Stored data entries
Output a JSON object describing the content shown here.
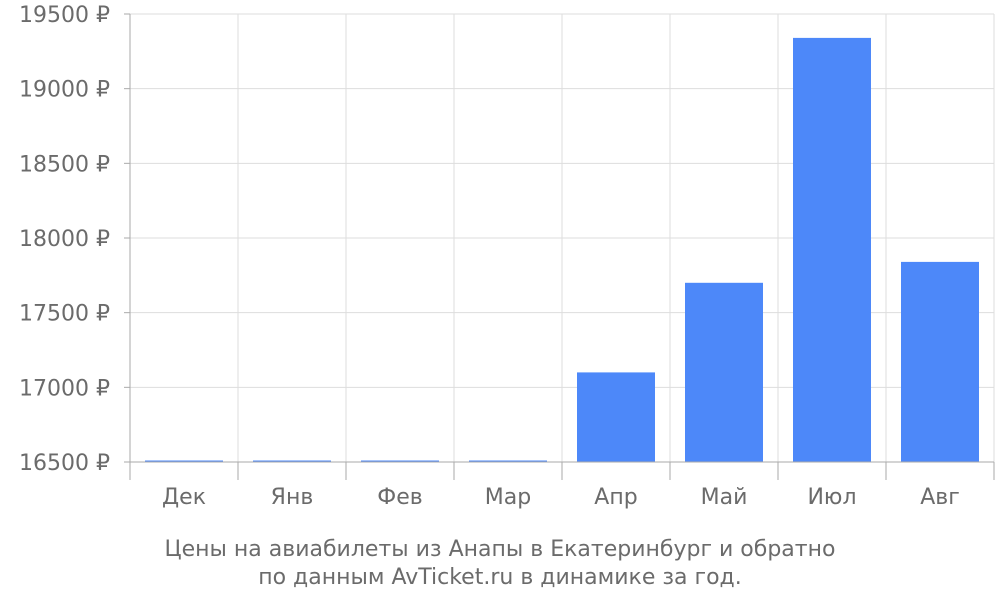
{
  "chart_data": {
    "type": "bar",
    "categories": [
      "Дек",
      "Янв",
      "Фев",
      "Мар",
      "Апр",
      "Май",
      "Июл",
      "Авг"
    ],
    "values": [
      16500,
      16500,
      16500,
      16500,
      17100,
      17700,
      19340,
      17840
    ],
    "ylim": [
      16500,
      19500
    ],
    "yticks": [
      "16500 ₽",
      "17000 ₽",
      "17500 ₽",
      "18000 ₽",
      "18500 ₽",
      "19000 ₽",
      "19500 ₽"
    ],
    "ytick_values": [
      16500,
      17000,
      17500,
      18000,
      18500,
      19000,
      19500
    ],
    "caption_line1": "Цены на авиабилеты из Анапы в Екатеринбург и обратно",
    "caption_line2": "по данным AvTicket.ru в динамике за год.",
    "grid": true,
    "bar_color": "#4d88f9",
    "grid_color": "#dddddd",
    "axis_color": "#aaaaaa",
    "text_color": "#6b6b6b"
  }
}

Problem: Omit the pictures and output all of the other material exactly.

Full response:
Output a JSON object describing the content shown here.
{
  "chart_data": {
    "type": "bar",
    "categories": [
      "Дек",
      "Янв",
      "Фев",
      "Мар",
      "Апр",
      "Май",
      "Июл",
      "Авг"
    ],
    "values": [
      16500,
      16500,
      16500,
      16500,
      17100,
      17700,
      19340,
      17840
    ],
    "ylim": [
      16500,
      19500
    ],
    "yticks": [
      "16500 ₽",
      "17000 ₽",
      "17500 ₽",
      "18000 ₽",
      "18500 ₽",
      "19000 ₽",
      "19500 ₽"
    ],
    "ytick_values": [
      16500,
      17000,
      17500,
      18000,
      18500,
      19000,
      19500
    ],
    "caption_line1": "Цены на авиабилеты из Анапы в Екатеринбург и обратно",
    "caption_line2": "по данным AvTicket.ru в динамике за год.",
    "grid": true,
    "bar_color": "#4d88f9",
    "grid_color": "#dddddd",
    "axis_color": "#aaaaaa",
    "text_color": "#6b6b6b"
  }
}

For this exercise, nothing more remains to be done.